[start of Given records]
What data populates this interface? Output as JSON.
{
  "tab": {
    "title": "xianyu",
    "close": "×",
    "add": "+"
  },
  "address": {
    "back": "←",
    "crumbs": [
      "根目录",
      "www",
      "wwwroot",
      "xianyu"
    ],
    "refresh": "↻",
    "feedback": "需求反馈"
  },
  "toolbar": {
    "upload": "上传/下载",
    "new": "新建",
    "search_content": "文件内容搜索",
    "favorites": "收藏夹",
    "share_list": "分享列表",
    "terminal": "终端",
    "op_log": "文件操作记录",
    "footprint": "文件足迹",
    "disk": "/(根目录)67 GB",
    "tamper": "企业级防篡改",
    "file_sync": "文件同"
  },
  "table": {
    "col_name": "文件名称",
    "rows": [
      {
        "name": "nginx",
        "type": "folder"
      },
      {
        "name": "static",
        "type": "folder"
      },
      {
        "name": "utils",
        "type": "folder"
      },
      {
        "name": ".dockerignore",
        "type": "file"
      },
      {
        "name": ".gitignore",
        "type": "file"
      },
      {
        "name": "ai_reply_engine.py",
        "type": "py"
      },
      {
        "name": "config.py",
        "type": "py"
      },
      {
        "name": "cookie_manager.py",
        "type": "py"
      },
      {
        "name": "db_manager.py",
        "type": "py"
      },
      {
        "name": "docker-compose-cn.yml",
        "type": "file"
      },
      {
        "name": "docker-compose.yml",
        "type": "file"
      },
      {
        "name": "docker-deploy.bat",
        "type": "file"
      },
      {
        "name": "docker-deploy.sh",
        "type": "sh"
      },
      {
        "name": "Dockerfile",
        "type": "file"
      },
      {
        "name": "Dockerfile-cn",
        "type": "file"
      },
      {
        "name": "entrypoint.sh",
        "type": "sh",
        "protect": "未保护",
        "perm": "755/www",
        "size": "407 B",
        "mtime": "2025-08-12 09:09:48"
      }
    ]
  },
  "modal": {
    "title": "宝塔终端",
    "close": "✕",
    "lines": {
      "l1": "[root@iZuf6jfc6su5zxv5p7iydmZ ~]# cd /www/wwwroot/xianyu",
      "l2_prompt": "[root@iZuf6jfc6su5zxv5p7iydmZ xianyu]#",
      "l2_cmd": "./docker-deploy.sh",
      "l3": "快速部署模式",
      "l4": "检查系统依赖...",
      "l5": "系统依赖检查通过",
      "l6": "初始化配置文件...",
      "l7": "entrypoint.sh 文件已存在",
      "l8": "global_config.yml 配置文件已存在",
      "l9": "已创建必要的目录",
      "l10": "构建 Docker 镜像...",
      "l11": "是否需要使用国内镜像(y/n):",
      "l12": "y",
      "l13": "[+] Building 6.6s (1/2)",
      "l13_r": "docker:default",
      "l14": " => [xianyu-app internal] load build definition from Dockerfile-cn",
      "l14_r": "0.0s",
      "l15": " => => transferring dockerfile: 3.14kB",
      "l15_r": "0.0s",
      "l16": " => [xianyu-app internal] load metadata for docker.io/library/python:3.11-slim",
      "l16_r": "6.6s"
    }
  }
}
[end of Given records]
#### Exercise details
Locate the lines above that hold the word "xianyu". Show every one of them.

#### Exercise solution
    "title": "xianyu",
      "xianyu"
      "l1": "[root@iZuf6jfc6su5zxv5p7iydmZ ~]# cd /www/wwwroot/xianyu",
      "l2_prompt": "[root@iZuf6jfc6su5zxv5p7iydmZ xianyu]#",
      "l14": " => [xianyu-app internal] load build definition from Dockerfile-cn",
      "l16": " => [xianyu-app internal] load metadata for docker.io/library/python:3.11-slim",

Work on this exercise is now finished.